## BEGIN

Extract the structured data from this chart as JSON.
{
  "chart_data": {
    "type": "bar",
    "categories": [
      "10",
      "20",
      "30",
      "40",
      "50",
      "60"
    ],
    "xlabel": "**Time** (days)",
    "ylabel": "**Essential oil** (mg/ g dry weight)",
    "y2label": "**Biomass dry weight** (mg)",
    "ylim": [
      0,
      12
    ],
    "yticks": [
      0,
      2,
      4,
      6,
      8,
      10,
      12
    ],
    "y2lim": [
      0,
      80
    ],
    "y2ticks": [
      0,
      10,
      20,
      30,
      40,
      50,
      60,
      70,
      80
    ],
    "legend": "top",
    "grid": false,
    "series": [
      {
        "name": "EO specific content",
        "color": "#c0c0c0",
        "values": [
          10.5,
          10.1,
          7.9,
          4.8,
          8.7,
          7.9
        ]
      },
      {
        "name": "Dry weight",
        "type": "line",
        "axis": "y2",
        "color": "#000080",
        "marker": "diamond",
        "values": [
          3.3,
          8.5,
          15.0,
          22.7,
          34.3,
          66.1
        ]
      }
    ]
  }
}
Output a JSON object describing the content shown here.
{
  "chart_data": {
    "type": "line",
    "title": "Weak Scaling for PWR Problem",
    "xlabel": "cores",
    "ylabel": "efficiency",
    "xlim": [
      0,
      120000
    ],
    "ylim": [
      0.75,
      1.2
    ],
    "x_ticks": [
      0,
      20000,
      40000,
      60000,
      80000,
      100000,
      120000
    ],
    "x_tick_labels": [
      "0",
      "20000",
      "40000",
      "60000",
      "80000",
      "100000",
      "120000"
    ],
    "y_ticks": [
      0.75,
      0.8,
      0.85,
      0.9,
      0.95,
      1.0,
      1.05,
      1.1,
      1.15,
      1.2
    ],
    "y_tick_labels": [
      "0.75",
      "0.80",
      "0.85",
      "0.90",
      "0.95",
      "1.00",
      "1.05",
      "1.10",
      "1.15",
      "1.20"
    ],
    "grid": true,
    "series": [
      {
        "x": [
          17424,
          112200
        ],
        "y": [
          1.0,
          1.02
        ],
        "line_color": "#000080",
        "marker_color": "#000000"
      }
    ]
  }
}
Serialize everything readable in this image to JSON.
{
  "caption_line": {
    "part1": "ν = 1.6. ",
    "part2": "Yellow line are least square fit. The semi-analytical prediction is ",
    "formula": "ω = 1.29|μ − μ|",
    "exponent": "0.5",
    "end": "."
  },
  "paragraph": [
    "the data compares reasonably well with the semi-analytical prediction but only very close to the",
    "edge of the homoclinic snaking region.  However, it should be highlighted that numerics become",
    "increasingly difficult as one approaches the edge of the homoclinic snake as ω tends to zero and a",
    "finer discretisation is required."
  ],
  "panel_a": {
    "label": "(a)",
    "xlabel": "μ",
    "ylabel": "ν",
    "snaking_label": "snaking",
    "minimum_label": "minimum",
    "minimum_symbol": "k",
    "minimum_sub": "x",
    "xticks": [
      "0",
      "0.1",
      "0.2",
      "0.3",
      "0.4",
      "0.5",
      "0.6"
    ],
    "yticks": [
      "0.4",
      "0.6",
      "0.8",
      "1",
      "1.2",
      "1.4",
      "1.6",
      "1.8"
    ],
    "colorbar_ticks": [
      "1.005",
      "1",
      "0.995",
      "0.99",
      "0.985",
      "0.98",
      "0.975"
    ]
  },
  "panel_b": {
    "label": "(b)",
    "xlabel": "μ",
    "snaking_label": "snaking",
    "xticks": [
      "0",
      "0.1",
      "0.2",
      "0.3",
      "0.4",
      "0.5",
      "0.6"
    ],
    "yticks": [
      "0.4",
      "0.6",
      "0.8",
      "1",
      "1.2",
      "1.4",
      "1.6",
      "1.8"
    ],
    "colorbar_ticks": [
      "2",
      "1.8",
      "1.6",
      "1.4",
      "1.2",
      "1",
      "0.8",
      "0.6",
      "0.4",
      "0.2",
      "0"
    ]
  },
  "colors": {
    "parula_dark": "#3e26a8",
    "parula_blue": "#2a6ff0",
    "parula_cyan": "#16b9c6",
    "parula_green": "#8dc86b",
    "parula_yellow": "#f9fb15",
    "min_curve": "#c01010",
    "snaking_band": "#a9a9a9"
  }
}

## END

## TASK OBJECTIVE:
Give every line of the material that includes the string "JSON".

## FINAL RESULT:
Extract the structured data from this chart as JSON.
Output a JSON object describing the content shown here.
Serialize everything readable in this image to JSON.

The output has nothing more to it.